Exercise: Copy the entire entry below on indoleamine 2,3-dioxygenase activity in the bovine eye, word for word and with nothing left out.

Extract provided:
|---|

Indoleamine 2,3-dioxygenase activity in the aqueous humor, iris/ciliary body, and retina of the bovine eye

• Published in: Graefe's archive for clinical and experimental ophthalmology Vol. 231; no. 8; p. 482
• Main Authors: Malina, H Z, Martin, X D
• Format: Journal Article
• Language: English
• Published: Germany 01.08.1993
• Subjects: 3-Hydroxyanthranilic Acid - analysis; Animals; Aqueous Humor - enzymology; Cattle; Chromatography, High Pressure Liquid; Ciliary Body - enzymology; Indoleamine-Pyrrole 2,3,-Dioxygenase; Iris - enzymology; Kynurenine - analysis; Retina - enzymology; Tryptophan Oxygenase - metabolism; Uvea - enzymology
• ISSN: 0721-832X; 1435-702X
• DOI: 10.1007/BF02044236

The enzyme indoleamine 2,3-dioxygenase (IDO), which uses free oxygen radicals to cleave the pyrrole ring of indoleamines and give kynurenamines, has previously been found in most tissues, but not in the eye. In this study, IDO activity was measured in post-mortem bovine eyes using Yamazaki's method with L-tryptophan as substrate. Because of the physiological importance of IDO in the protection against free oxygen radical damage, a search was conducted to find this enzyme in the eye. Products of tryptophan degradation by IDO, the kynurenine and 3-hydroxyanthranilic acid were detected and measured in the aqueous humor, iris/ciliary body, and the retina by high-performance liquid chromatography (HPLC) coupled with electrochemical detection. IDO activity was 3.2, 9.0 and 10 nmol/mg protein per h for the aqueous humor, iris/ciliary body, and retina, respectively. These findings suggest that, because of its scavenger properties, IDO is involved in the protection of the eye where, because of its transparency, free radicals are formed not only in the normal oxidation process, but also photochemically.

|---|

Data supplied:
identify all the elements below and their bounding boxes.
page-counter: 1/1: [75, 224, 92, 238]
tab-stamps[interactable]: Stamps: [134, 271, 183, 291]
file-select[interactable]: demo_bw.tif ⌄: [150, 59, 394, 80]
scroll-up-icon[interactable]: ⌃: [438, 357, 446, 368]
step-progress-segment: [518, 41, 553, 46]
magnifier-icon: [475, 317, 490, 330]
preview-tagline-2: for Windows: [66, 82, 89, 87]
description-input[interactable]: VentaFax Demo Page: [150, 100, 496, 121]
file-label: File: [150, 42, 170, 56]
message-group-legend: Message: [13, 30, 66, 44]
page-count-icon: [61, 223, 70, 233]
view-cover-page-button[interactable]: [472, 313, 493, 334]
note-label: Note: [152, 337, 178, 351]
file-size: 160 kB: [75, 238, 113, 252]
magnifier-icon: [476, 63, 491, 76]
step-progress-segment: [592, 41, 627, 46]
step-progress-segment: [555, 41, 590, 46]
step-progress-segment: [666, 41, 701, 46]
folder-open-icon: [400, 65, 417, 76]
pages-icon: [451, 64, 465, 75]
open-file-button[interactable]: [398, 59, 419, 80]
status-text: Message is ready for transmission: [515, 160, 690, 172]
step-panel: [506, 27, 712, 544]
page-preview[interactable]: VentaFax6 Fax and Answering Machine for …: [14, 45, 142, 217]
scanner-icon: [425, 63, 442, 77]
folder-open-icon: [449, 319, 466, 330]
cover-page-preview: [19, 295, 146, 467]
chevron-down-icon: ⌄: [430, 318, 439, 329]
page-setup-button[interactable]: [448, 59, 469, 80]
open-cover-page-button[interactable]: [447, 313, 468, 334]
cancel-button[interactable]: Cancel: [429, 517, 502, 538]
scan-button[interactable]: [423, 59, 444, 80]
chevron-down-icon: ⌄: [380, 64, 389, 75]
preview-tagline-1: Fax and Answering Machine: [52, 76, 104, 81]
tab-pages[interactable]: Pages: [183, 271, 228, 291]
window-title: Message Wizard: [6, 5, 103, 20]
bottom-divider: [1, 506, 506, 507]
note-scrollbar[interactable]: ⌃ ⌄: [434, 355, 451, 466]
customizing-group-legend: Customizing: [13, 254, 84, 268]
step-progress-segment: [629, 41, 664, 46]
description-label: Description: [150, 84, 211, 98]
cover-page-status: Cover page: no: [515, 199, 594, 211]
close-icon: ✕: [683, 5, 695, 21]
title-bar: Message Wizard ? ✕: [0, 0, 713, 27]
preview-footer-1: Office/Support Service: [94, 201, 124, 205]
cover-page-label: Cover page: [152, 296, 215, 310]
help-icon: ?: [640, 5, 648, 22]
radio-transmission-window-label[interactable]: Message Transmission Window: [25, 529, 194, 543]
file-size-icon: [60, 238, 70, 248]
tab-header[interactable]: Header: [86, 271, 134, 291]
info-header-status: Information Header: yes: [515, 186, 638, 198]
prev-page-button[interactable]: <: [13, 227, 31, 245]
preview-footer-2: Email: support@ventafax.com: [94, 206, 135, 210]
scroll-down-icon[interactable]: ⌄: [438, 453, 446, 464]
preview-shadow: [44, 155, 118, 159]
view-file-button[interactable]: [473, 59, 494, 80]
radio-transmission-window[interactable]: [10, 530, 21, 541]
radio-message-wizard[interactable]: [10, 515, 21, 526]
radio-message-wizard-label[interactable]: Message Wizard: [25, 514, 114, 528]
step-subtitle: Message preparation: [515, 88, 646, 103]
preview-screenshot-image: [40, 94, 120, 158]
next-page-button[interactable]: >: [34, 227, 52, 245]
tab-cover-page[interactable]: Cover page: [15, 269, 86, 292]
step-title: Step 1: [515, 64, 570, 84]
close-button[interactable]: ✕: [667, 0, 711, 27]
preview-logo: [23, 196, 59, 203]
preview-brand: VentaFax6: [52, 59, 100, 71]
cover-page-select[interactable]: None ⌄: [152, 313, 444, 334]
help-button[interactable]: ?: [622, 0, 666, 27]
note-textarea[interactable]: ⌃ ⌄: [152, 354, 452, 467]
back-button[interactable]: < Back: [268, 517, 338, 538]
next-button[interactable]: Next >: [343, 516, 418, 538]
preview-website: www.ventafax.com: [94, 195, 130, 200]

|---|

Response to the exercise:
Indoleamine 2,3-dioxygenase activity in the aqueous humor, iris/ciliary body, and retina of the bovine eye

• Published in: Graefe's archive for clinical and experimental ophthalmology Vol. 231; no. 8; p. 482
• Main Authors: Malina, H Z, Martin, X D
• Format: Journal Article
• Language: English
• Published: Germany 01.08.1993
• Subjects: 3-Hydroxyanthranilic Acid - analysis; Animals; Aqueous Humor - enzymology; Cattle; Chromatography, High Pressure Liquid; Ciliary Body - enzymology; Indoleamine-Pyrrole 2,3,-Dioxygenase; Iris - enzymology; Kynurenine - analysis; Retina - enzymology; Tryptophan Oxygenase - metabolism; Uvea - enzymology
• ISSN: 0721-832X; 1435-702X
• DOI: 10.1007/BF02044236

The enzyme indoleamine 2,3-dioxygenase (IDO), which uses free oxygen radicals to cleave the pyrrole ring of indoleamines and give kynurenamines, has previously been found in most tissues, but not in the eye. In this study, IDO activity was measured in post-mortem bovine eyes using Yamazaki's method with L-tryptophan as substrate. Because of the physiological importance of IDO in the protection against free oxygen radical damage, a search was conducted to find this enzyme in the eye. Products of tryptophan degradation by IDO, the kynurenine and 3-hydroxyanthranilic acid were detected and measured in the aqueous humor, iris/ciliary body, and the retina by high-performance liquid chromatography (HPLC) coupled with electrochemical detection. IDO activity was 3.2, 9.0 and 10 nmol/mg protein per h for the aqueous humor, iris/ciliary body, and retina, respectively. These findings suggest that, because of its scavenger properties, IDO is involved in the protection of the eye where, because of its transparency, free radicals are formed not only in the normal oxidation process, but also photochemically.